- _The input_
────────

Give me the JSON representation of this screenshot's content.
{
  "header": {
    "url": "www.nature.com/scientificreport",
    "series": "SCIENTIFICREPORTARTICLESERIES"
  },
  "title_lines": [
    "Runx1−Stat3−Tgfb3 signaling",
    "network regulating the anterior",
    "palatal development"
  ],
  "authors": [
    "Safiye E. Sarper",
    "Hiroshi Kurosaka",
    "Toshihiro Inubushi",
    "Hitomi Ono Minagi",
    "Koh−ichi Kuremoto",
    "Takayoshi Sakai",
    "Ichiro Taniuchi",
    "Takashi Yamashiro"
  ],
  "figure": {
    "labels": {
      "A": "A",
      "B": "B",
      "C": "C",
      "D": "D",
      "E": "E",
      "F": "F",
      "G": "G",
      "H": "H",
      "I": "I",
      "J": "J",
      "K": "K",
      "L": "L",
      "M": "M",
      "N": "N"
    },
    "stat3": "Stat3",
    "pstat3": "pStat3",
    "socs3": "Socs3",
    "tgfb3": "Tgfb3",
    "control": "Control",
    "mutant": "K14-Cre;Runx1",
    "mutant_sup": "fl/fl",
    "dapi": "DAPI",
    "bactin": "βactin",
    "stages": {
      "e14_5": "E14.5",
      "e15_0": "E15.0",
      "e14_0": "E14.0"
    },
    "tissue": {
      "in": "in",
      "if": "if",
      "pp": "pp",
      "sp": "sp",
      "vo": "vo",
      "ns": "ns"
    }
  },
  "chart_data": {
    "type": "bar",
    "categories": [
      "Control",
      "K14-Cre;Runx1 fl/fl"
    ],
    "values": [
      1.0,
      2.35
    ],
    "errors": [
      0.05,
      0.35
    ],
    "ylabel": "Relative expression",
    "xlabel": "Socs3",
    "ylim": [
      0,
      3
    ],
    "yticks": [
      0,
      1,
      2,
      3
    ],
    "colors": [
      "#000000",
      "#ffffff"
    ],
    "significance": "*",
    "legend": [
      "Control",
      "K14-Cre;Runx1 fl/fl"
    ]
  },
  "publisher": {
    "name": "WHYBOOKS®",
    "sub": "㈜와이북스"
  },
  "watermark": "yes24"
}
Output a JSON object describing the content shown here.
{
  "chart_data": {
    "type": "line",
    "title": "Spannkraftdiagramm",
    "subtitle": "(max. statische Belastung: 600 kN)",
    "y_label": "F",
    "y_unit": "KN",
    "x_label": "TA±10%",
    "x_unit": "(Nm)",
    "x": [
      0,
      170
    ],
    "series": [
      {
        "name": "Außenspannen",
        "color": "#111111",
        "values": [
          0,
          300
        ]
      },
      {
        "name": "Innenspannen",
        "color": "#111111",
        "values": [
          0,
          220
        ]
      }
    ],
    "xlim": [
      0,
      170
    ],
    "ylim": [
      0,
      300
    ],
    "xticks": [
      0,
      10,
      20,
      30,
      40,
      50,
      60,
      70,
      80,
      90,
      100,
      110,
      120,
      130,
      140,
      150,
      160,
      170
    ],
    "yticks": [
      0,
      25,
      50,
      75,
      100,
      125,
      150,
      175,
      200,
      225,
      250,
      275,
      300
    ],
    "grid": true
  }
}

────────

- _The exercise_
The records above should be repeated in full, exactly as given.

- _Task response_
Give me the JSON representation of this screenshot's content.
{
  "header": {
    "url": "www.nature.com/scientificreport",
    "series": "SCIENTIFICREPORTARTICLESERIES"
  },
  "title_lines": [
    "Runx1−Stat3−Tgfb3 signaling",
    "network regulating the anterior",
    "palatal development"
  ],
  "authors": [
    "Safiye E. Sarper",
    "Hiroshi Kurosaka",
    "Toshihiro Inubushi",
    "Hitomi Ono Minagi",
    "Koh−ichi Kuremoto",
    "Takayoshi Sakai",
    "Ichiro Taniuchi",
    "Takashi Yamashiro"
  ],
  "figure": {
    "labels": {
      "A": "A",
      "B": "B",
      "C": "C",
      "D": "D",
      "E": "E",
      "F": "F",
      "G": "G",
      "H": "H",
      "I": "I",
      "J": "J",
      "K": "K",
      "L": "L",
      "M": "M",
      "N": "N"
    },
    "stat3": "Stat3",
    "pstat3": "pStat3",
    "socs3": "Socs3",
    "tgfb3": "Tgfb3",
    "control": "Control",
    "mutant": "K14-Cre;Runx1",
    "mutant_sup": "fl/fl",
    "dapi": "DAPI",
    "bactin": "βactin",
    "stages": {
      "e14_5": "E14.5",
      "e15_0": "E15.0",
      "e14_0": "E14.0"
    },
    "tissue": {
      "in": "in",
      "if": "if",
      "pp": "pp",
      "sp": "sp",
      "vo": "vo",
      "ns": "ns"
    }
  },
  "chart_data": {
    "type": "bar",
    "categories": [
      "Control",
      "K14-Cre;Runx1 fl/fl"
    ],
    "values": [
      1.0,
      2.35
    ],
    "errors": [
      0.05,
      0.35
    ],
    "ylabel": "Relative expression",
    "xlabel": "Socs3",
    "ylim": [
      0,
      3
    ],
    "yticks": [
      0,
      1,
      2,
      3
    ],
    "colors": [
      "#000000",
      "#ffffff"
    ],
    "significance": "*",
    "legend": [
      "Control",
      "K14-Cre;Runx1 fl/fl"
    ]
  },
  "publisher": {
    "name": "WHYBOOKS®",
    "sub": "㈜와이북스"
  },
  "watermark": "yes24"
}
Output a JSON object describing the content shown here.
{
  "chart_data": {
    "type": "line",
    "title": "Spannkraftdiagramm",
    "subtitle": "(max. statische Belastung: 600 kN)",
    "y_label": "F",
    "y_unit": "KN",
    "x_label": "TA±10%",
    "x_unit": "(Nm)",
    "x": [
      0,
      170
    ],
    "series": [
      {
        "name": "Außenspannen",
        "color": "#111111",
        "values": [
          0,
          300
        ]
      },
      {
        "name": "Innenspannen",
        "color": "#111111",
        "values": [
          0,
          220
        ]
      }
    ],
    "xlim": [
      0,
      170
    ],
    "ylim": [
      0,
      300
    ],
    "xticks": [
      0,
      10,
      20,
      30,
      40,
      50,
      60,
      70,
      80,
      90,
      100,
      110,
      120,
      130,
      140,
      150,
      160,
      170
    ],
    "yticks": [
      0,
      25,
      50,
      75,
      100,
      125,
      150,
      175,
      200,
      225,
      250,
      275,
      300
    ],
    "grid": true
  }
}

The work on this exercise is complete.